● STATED PROBLEM A:
Write out, word for word, the part of the passage on the SPP transmission study that begins at the words "The 2015ITP10 study" and stops after the words "currently in place.".

-------------------------

Additionally, a Consolidated Balancing Authority (CBA) model scenario was built across the same years and seasons to show the needs on the SPP transmission system as a result of a Security Constrained Unit Commitment (SCUC) and Security Constrained Economic Dispatch (SCED).The CBA scenario modeled SPP as a single BA and only modeled power transfers across the SPP seams. The CBA scenario utilized the SPP portion of the NERC Book of Flowgates updated with information from the 2014 Flowgate Assessment, 2015 ITPNT transmission topology, and 2015 ITP10 2024 Summer Base F1 Scenario economic dispatch data. Making use of the economic data from the 2015 ITP10 Assessment, an economic DC tool committed units, creating a dispatch to deliver the most economical power around the constraints approved by the TWG. This unit commitment and dispatch was the SCUC/SCED that was applied to the power flow model used to complete the N-1 contingency analysis described in the Steady State Analysis section. The security constrained economic dispatch in the CBA was applied to the SPP footprint only. The rest of the Eastern Interconnection remained unchanged.
The 2015ITP10 study was conducted based on a pair of futures:
Future 1: Business as Usual: This future includes all statutory/regulatory renewable mandates and goals as well as other energy or capacity as identified in the Policy Survey resulting in 11,500 MW of renewable resources modeled in SPP, load growth projected by load serving entities including the High Priority Incremental Loads, and SPP member-identified generator retirement projections. This future assumes no major changes to policies that are currently in place.

-------------------------

● STATED PROBLEM B:
Please repeat, unchanged, the lines of the entries that begin at the line containing "Patent image size: (1386, 474)." and stop after the line containing "The bend-preventing tube".

● MATERIAL FOR THIS TASK:
-------------------------

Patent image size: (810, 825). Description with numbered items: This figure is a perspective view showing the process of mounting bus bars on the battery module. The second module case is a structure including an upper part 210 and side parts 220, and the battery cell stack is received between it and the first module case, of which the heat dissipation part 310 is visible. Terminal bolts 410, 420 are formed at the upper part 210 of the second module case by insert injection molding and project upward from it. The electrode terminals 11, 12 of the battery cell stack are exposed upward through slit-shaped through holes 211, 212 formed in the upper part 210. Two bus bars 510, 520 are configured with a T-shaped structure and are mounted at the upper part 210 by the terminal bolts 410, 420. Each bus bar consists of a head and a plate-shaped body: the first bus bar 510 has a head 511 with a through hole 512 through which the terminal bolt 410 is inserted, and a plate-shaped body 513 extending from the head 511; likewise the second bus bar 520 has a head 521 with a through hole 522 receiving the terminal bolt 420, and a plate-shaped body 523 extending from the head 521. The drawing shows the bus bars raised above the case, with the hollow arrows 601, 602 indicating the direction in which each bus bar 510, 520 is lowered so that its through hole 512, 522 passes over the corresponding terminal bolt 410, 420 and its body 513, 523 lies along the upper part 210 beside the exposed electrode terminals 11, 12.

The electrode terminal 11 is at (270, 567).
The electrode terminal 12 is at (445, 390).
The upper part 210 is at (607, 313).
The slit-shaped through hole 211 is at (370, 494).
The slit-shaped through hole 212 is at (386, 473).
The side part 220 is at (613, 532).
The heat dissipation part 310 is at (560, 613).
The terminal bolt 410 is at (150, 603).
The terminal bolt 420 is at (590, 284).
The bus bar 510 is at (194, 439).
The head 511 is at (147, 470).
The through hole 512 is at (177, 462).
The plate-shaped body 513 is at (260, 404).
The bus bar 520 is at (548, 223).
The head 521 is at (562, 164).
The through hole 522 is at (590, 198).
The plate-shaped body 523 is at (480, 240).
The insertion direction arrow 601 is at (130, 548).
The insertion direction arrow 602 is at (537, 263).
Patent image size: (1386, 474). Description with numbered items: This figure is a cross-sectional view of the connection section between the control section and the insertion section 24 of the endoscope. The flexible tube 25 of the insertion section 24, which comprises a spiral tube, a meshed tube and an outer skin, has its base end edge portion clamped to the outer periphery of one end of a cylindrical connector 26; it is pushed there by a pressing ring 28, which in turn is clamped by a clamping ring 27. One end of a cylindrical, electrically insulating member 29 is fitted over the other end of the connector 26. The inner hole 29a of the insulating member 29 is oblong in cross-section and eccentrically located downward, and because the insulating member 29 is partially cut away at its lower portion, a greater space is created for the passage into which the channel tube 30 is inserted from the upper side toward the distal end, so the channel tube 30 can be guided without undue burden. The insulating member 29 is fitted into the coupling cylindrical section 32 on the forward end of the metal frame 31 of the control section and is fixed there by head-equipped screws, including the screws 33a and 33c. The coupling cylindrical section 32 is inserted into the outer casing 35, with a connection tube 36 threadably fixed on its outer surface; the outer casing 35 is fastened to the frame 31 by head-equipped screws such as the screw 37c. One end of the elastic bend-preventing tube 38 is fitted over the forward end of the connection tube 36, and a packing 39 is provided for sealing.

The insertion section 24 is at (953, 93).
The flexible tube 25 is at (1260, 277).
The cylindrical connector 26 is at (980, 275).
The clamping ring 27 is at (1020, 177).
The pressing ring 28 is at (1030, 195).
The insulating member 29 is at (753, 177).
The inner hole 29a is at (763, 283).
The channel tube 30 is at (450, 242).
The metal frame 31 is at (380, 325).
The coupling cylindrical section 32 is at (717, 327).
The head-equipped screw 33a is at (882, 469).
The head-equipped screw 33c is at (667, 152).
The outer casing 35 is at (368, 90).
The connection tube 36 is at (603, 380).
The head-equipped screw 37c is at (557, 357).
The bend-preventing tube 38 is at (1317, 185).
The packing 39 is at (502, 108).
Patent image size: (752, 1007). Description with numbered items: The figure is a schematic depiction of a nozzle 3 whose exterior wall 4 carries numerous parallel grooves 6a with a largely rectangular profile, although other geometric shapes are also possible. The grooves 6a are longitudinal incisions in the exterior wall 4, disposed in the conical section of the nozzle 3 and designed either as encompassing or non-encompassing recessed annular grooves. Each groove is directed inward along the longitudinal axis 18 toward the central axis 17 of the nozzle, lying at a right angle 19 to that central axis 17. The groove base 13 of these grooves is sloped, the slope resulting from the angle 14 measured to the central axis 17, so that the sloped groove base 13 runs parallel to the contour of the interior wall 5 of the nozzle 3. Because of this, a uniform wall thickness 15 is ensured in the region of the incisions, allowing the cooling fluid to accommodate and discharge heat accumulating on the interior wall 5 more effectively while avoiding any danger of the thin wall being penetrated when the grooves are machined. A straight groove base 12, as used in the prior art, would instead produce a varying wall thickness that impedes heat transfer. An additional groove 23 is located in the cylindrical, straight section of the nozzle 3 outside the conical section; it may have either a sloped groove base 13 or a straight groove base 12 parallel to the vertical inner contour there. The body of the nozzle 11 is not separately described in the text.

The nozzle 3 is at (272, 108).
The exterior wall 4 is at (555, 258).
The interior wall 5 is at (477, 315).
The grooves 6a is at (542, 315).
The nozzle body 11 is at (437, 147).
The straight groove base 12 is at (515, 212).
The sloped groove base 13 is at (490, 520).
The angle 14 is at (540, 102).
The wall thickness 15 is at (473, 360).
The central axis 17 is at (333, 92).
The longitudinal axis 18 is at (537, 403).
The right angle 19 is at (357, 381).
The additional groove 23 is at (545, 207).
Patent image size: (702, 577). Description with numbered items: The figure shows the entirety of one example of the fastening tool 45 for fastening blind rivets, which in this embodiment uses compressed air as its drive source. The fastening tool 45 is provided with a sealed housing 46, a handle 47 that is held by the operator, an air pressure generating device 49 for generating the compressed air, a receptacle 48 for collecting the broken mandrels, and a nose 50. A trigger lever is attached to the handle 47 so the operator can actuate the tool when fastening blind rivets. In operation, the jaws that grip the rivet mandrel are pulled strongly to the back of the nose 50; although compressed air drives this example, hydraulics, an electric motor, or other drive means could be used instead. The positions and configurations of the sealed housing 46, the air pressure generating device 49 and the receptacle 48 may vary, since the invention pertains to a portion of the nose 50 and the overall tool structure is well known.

-------------------------

● COMPLETE ANSWER A:
The 2015ITP10 study was conducted based on a pair of futures:
Future 1: Business as Usual: This future includes all statutory/regulatory renewable mandates and goals as well as other energy or capacity as identified in the Policy Survey resulting in 11,500 MW of renewable resources modeled in SPP, load growth projected by load serving entities including the High Priority Incremental Loads, and SPP member-identified generator retirement projections. This future assumes no major changes to policies that are currently in place.

● COMPLETE ANSWER B:
Patent image size: (1386, 474). Description with numbered items: This figure is a cross-sectional view of the connection section between the control section and the insertion section 24 of the endoscope. The flexible tube 25 of the insertion section 24, which comprises a spiral tube, a meshed tube and an outer skin, has its base end edge portion clamped to the outer periphery of one end of a cylindrical connector 26; it is pushed there by a pressing ring 28, which in turn is clamped by a clamping ring 27. One end of a cylindrical, electrically insulating member 29 is fitted over the other end of the connector 26. The inner hole 29a of the insulating member 29 is oblong in cross-section and eccentrically located downward, and because the insulating member 29 is partially cut away at its lower portion, a greater space is created for the passage into which the channel tube 30 is inserted from the upper side toward the distal end, so the channel tube 30 can be guided without undue burden. The insulating member 29 is fitted into the coupling cylindrical section 32 on the forward end of the metal frame 31 of the control section and is fixed there by head-equipped screws, including the screws 33a and 33c. The coupling cylindrical section 32 is inserted into the outer casing 35, with a connection tube 36 threadably fixed on its outer surface; the outer casing 35 is fastened to the frame 31 by head-equipped screws such as the screw 37c. One end of the elastic bend-preventing tube 38 is fitted over the forward end of the connection tube 36, and a packing 39 is provided for sealing.

The insertion section 24 is at (953, 93).
The flexible tube 25 is at (1260, 277).
The cylindrical connector 26 is at (980, 275).
The clamping ring 27 is at (1020, 177).
The pressing ring 28 is at (1030, 195).
The insulating member 29 is at (753, 177).
The inner hole 29a is at (763, 283).
The channel tube 30 is at (450, 242).
The metal frame 31 is at (380, 325).
The coupling cylindrical section 32 is at (717, 327).
The head-equipped screw 33a is at (882, 469).
The head-equipped screw 33c is at (667, 152).
The outer casing 35 is at (368, 90).
The connection tube 36 is at (603, 380).
The head-equipped screw 37c is at (557, 357).
The bend-preventing tube 38 is at (1317, 185).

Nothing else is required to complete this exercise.